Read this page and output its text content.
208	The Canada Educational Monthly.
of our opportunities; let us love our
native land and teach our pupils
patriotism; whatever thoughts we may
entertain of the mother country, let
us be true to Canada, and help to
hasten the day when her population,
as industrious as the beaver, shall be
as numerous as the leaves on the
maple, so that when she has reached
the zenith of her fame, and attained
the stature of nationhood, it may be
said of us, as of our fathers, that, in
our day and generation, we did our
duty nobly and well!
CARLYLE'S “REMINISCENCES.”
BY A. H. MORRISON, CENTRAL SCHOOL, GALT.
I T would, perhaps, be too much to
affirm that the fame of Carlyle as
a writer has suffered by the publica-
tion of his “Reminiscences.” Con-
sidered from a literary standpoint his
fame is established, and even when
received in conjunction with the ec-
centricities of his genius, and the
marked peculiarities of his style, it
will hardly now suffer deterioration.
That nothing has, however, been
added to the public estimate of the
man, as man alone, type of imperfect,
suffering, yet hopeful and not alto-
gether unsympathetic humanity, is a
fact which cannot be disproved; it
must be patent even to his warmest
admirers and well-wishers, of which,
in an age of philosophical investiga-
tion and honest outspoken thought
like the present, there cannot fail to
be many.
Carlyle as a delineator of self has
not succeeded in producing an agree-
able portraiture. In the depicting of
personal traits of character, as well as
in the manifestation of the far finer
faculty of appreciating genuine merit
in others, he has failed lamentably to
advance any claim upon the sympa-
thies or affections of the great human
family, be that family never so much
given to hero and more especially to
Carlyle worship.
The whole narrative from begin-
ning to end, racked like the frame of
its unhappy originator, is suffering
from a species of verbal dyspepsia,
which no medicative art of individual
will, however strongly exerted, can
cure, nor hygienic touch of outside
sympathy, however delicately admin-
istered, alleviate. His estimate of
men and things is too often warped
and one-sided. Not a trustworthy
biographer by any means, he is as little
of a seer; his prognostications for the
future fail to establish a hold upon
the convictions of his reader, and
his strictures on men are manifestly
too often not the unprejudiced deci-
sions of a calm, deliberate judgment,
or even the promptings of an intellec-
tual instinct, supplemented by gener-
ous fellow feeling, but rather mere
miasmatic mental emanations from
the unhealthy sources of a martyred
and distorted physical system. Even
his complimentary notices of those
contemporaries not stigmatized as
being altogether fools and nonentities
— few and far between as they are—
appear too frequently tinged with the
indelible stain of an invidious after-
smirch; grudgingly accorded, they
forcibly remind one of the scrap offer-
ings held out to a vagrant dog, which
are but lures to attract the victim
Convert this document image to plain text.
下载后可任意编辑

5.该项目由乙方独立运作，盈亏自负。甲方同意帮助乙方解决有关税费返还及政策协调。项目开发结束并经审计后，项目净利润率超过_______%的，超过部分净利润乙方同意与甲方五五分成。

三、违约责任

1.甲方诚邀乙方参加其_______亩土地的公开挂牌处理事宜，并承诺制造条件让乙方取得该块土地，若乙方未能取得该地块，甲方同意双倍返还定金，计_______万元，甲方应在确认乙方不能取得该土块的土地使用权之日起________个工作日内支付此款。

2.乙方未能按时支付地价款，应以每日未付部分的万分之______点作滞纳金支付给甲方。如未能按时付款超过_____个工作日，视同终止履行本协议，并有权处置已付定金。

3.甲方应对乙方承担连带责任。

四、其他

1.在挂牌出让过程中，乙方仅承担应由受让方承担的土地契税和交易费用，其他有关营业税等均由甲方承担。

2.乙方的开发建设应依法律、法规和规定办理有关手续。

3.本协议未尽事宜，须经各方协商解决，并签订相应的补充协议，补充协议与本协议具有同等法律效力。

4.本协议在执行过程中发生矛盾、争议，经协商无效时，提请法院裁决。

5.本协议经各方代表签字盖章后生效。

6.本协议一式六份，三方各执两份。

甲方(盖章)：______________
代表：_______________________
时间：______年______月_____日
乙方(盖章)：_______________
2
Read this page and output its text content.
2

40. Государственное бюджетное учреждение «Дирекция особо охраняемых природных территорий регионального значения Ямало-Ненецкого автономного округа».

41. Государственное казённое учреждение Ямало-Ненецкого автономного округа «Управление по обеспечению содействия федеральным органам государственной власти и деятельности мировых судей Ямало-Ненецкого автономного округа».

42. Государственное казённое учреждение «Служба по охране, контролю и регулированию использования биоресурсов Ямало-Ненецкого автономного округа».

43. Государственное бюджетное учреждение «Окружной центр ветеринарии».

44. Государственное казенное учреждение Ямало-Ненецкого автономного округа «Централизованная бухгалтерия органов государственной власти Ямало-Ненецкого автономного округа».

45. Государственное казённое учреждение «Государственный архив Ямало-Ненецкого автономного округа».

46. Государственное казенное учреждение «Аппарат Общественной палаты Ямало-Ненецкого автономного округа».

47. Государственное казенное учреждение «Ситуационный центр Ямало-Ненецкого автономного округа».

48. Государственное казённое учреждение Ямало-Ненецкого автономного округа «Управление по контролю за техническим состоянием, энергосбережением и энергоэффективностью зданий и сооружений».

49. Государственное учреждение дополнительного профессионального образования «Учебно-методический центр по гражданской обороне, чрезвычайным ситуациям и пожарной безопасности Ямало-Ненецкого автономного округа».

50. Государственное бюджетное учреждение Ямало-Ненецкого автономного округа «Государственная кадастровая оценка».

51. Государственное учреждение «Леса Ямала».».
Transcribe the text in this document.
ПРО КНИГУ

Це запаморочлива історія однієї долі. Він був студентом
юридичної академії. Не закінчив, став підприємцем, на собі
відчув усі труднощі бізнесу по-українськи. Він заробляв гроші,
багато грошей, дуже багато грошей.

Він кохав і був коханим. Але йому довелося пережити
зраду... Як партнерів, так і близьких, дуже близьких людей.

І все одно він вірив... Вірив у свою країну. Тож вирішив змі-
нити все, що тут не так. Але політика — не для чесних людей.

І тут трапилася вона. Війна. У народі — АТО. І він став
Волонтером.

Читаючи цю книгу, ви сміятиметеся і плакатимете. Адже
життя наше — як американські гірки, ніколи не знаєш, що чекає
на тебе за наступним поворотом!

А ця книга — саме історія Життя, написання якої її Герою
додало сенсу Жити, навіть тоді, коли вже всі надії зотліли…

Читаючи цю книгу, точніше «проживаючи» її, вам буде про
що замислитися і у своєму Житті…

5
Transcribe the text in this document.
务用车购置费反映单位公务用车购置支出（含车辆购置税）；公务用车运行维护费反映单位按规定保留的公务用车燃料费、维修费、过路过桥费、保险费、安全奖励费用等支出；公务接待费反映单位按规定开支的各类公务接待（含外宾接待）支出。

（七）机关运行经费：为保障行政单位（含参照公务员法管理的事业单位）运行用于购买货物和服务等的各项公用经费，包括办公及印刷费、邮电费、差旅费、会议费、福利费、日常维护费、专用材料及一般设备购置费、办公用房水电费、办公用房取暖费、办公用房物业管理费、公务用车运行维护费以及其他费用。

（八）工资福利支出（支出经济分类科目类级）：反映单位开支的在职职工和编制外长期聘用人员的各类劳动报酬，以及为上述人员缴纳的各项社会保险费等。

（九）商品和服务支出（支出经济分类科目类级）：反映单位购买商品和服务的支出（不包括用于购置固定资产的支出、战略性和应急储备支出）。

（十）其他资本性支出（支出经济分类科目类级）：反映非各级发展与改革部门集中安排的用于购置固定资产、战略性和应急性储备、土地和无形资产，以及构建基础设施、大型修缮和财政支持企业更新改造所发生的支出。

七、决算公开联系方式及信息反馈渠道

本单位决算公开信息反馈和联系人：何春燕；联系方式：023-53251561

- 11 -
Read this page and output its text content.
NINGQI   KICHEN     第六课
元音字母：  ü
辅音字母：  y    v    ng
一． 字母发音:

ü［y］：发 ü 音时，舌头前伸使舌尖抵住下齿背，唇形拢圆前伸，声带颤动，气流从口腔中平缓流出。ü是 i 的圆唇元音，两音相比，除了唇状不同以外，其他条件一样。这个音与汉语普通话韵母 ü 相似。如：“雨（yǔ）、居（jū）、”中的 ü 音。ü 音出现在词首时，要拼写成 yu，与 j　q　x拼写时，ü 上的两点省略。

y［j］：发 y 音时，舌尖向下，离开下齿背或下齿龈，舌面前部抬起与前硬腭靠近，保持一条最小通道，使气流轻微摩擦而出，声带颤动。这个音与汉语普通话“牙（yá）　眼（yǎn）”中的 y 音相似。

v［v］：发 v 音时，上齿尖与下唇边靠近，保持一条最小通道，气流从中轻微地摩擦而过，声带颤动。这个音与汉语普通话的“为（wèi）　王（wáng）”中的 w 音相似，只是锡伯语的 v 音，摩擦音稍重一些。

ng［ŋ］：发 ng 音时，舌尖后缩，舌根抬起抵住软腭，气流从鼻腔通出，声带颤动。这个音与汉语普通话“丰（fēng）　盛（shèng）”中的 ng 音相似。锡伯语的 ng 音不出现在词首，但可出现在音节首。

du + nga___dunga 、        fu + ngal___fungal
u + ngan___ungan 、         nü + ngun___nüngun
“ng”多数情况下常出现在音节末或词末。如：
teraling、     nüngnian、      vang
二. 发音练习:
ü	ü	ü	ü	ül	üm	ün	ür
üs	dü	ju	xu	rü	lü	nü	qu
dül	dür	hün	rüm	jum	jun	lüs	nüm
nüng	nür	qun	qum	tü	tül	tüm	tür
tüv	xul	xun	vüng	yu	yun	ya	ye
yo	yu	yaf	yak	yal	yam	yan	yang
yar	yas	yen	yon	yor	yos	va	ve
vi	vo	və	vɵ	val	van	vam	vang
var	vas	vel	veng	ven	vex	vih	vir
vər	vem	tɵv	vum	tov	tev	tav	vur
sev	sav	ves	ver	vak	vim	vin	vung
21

::::::::::

## Written request
Filter for "історія". Return all lines that hold it.

## Result below
Це запаморочлива історія однієї долі. Він був студентом
А ця книга — саме історія Життя, написання якої її Герою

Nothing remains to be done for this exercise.